-- BEGIN Data --

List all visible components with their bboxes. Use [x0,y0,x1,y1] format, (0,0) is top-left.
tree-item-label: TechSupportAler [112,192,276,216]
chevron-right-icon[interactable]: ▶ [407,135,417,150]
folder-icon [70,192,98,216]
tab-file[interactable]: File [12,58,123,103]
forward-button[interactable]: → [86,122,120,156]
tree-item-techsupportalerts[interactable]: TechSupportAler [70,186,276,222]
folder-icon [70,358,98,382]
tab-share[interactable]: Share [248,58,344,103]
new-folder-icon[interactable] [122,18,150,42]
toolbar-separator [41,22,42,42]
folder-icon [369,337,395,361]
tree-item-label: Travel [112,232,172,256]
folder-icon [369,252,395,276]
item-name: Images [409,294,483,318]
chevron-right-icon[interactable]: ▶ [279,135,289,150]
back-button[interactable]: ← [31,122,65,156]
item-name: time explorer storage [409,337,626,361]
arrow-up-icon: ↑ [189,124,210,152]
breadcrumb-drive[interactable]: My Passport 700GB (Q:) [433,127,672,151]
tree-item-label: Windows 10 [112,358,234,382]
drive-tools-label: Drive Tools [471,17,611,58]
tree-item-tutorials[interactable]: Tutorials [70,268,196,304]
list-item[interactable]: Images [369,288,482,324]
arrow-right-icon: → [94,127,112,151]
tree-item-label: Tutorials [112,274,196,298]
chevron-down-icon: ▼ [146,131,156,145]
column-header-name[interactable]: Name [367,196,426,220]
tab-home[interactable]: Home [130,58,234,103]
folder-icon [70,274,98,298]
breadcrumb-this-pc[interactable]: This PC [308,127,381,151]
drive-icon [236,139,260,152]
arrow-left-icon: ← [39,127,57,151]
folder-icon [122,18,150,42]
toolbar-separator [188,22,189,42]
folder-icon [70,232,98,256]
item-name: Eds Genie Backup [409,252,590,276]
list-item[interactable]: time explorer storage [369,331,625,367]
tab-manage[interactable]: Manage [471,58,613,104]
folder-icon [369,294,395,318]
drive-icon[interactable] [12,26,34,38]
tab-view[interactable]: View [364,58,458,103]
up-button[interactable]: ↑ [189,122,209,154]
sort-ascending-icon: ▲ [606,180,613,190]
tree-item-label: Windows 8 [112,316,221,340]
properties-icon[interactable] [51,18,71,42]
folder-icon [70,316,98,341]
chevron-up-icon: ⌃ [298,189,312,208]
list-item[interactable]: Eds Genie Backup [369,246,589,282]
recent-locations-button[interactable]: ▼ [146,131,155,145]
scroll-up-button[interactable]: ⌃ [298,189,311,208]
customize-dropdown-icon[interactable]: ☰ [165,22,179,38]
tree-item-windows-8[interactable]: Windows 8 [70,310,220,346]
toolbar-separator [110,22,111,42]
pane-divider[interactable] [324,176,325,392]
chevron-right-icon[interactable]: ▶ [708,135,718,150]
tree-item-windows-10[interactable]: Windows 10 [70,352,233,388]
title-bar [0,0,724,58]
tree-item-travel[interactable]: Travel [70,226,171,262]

-- END Data --

**Written problem**
Can you retype every line of the data above, keeping each one identical?

**Written response**
List all visible components with their bboxes. Use [x0,y0,x1,y1] format, (0,0) is top-left.
tree-item-label: TechSupportAler [112,192,276,216]
chevron-right-icon[interactable]: ▶ [407,135,417,150]
folder-icon [70,192,98,216]
tab-file[interactable]: File [12,58,123,103]
forward-button[interactable]: → [86,122,120,156]
tree-item-techsupportalerts[interactable]: TechSupportAler [70,186,276,222]
folder-icon [70,358,98,382]
tab-share[interactable]: Share [248,58,344,103]
new-folder-icon[interactable] [122,18,150,42]
toolbar-separator [41,22,42,42]
folder-icon [369,337,395,361]
tree-item-label: Travel [112,232,172,256]
folder-icon [369,252,395,276]
item-name: Images [409,294,483,318]
chevron-right-icon[interactable]: ▶ [279,135,289,150]
back-button[interactable]: ← [31,122,65,156]
item-name: time explorer storage [409,337,626,361]
arrow-up-icon: ↑ [189,124,210,152]
breadcrumb-drive[interactable]: My Passport 700GB (Q:) [433,127,672,151]
tree-item-label: Windows 10 [112,358,234,382]
drive-tools-label: Drive Tools [471,17,611,58]
tree-item-tutorials[interactable]: Tutorials [70,268,196,304]
list-item[interactable]: Images [369,288,482,324]
arrow-right-icon: → [94,127,112,151]
tree-item-label: Tutorials [112,274,196,298]
chevron-down-icon: ▼ [146,131,156,145]
column-header-name[interactable]: Name [367,196,426,220]
tab-home[interactable]: Home [130,58,234,103]
folder-icon [70,274,98,298]
breadcrumb-this-pc[interactable]: This PC [308,127,381,151]
drive-icon [236,139,260,152]
arrow-left-icon: ← [39,127,57,151]
folder-icon [122,18,150,42]
toolbar-separator [188,22,189,42]
folder-icon [70,232,98,256]
item-name: Eds Genie Backup [409,252,590,276]
list-item[interactable]: time explorer storage [369,331,625,367]
tab-manage[interactable]: Manage [471,58,613,104]
folder-icon [369,294,395,318]
drive-icon[interactable] [12,26,34,38]
tab-view[interactable]: View [364,58,458,103]
up-button[interactable]: ↑ [189,122,209,154]
sort-ascending-icon: ▲ [606,180,613,190]
tree-item-label: Windows 8 [112,316,221,340]
properties-icon[interactable] [51,18,71,42]
folder-icon [70,316,98,341]
chevron-up-icon: ⌃ [298,189,312,208]
list-item[interactable]: Eds Genie Backup [369,246,589,282]
recent-locations-button[interactable]: ▼ [146,131,155,145]
scroll-up-button[interactable]: ⌃ [298,189,311,208]
customize-dropdown-icon[interactable]: ☰ [165,22,179,38]
tree-item-windows-8[interactable]: Windows 8 [70,310,220,346]
toolbar-separator [110,22,111,42]
pane-divider[interactable] [324,176,325,392]
chevron-right-icon[interactable]: ▶ [708,135,718,150]
tree-item-windows-10[interactable]: Windows 10 [70,352,233,388]
title-bar [0,0,724,58]
tree-item-travel[interactable]: Travel [70,226,171,262]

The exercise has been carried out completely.